EXERCISE DESCRIPTION: In the records that follow, locate every line with "VegCaps" and extract it.

(Records)
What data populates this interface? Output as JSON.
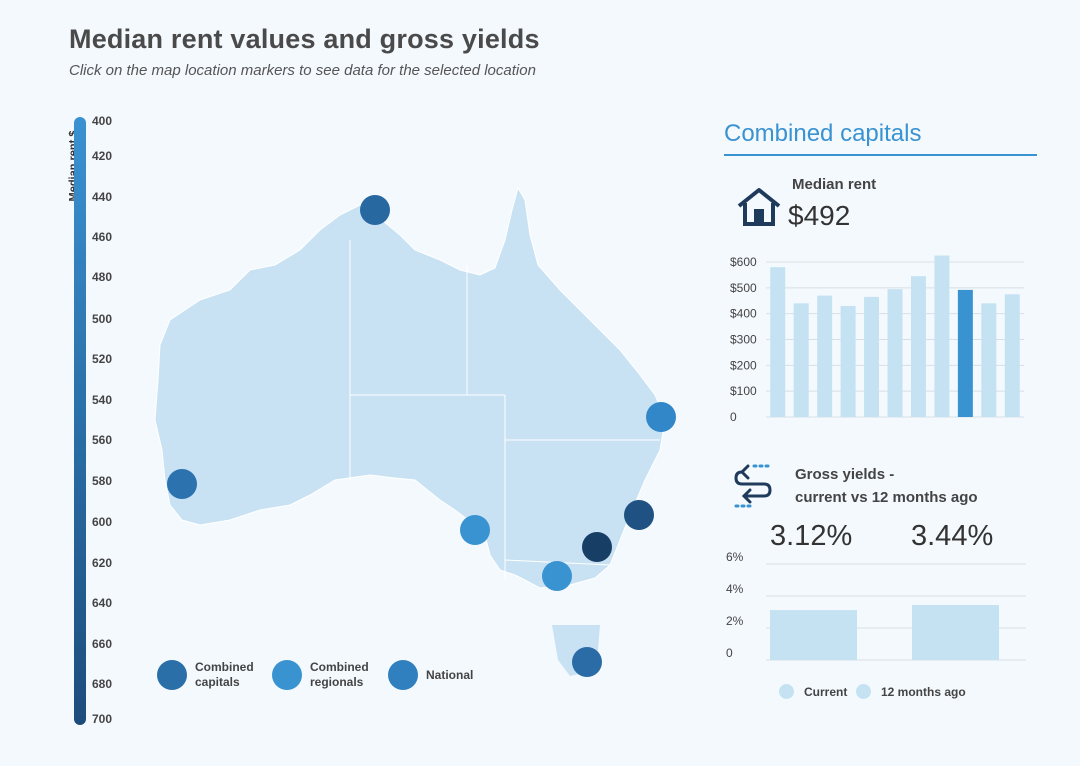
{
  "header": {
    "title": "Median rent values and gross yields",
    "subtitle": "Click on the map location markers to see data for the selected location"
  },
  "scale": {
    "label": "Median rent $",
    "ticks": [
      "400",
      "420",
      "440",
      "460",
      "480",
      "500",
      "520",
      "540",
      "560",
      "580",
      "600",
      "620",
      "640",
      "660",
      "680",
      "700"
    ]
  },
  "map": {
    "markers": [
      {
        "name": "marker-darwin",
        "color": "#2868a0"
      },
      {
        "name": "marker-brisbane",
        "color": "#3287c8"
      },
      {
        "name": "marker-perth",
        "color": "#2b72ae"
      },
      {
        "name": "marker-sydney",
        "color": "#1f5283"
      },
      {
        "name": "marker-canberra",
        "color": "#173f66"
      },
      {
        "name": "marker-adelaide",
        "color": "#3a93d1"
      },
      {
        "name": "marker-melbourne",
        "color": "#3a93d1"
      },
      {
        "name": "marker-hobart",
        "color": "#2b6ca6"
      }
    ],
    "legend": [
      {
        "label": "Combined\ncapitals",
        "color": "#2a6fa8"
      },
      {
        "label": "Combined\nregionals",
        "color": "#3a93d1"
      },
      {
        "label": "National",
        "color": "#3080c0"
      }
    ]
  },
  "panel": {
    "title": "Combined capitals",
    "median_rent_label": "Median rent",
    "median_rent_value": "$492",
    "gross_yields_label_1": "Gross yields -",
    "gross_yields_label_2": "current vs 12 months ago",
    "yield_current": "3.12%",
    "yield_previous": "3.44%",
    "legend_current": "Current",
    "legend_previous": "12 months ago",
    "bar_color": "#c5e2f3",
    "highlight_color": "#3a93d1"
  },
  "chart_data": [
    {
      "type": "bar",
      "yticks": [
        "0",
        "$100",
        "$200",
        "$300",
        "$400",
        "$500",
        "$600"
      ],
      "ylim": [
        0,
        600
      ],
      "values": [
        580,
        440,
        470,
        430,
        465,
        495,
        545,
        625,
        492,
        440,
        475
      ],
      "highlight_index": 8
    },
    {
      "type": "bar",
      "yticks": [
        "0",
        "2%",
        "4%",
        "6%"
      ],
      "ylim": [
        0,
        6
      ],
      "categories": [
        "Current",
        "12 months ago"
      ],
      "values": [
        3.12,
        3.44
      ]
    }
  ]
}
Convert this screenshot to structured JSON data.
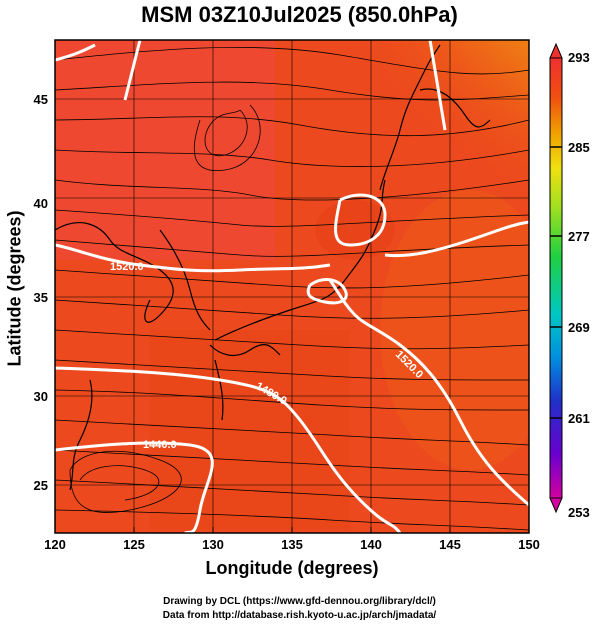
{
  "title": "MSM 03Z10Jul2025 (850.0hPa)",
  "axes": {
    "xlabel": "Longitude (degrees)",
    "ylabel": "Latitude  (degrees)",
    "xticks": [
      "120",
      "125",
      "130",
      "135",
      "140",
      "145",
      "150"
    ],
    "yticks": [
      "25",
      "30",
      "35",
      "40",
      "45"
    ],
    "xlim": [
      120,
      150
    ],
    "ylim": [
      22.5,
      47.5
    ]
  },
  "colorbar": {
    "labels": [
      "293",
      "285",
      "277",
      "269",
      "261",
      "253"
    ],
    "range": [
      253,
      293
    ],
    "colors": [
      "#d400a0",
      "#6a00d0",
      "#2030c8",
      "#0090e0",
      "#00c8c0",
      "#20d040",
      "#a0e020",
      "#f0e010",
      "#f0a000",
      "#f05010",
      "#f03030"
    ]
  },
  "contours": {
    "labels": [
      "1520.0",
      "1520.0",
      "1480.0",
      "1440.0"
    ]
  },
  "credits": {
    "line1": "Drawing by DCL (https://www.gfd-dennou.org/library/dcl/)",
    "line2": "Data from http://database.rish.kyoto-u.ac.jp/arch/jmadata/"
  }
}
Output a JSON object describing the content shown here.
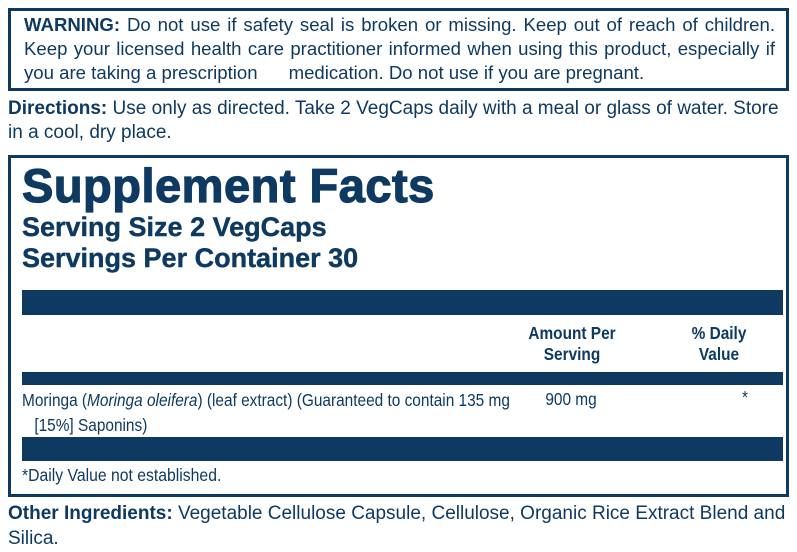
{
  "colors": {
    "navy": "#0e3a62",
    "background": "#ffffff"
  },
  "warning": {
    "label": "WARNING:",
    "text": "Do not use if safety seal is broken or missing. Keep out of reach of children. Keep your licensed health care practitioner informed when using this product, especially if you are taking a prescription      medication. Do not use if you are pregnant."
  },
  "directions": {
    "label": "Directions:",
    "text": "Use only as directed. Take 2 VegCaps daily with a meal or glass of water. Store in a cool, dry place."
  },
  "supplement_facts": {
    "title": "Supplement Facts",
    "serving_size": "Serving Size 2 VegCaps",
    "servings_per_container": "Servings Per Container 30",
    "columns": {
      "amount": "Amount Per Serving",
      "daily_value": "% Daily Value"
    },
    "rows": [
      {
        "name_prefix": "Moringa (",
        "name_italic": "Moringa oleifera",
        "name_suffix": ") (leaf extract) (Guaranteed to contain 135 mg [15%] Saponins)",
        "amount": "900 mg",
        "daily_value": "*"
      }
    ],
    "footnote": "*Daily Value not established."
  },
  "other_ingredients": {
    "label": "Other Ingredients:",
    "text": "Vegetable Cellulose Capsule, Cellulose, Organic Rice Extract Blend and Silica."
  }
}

RESULT FOR THIS TASK:
    "text": "Use only as directed. Take 2 VegCaps daily with a meal or glass of water. Store in a cool, dry place."
    "serving_size": "Serving Size 2 VegCaps",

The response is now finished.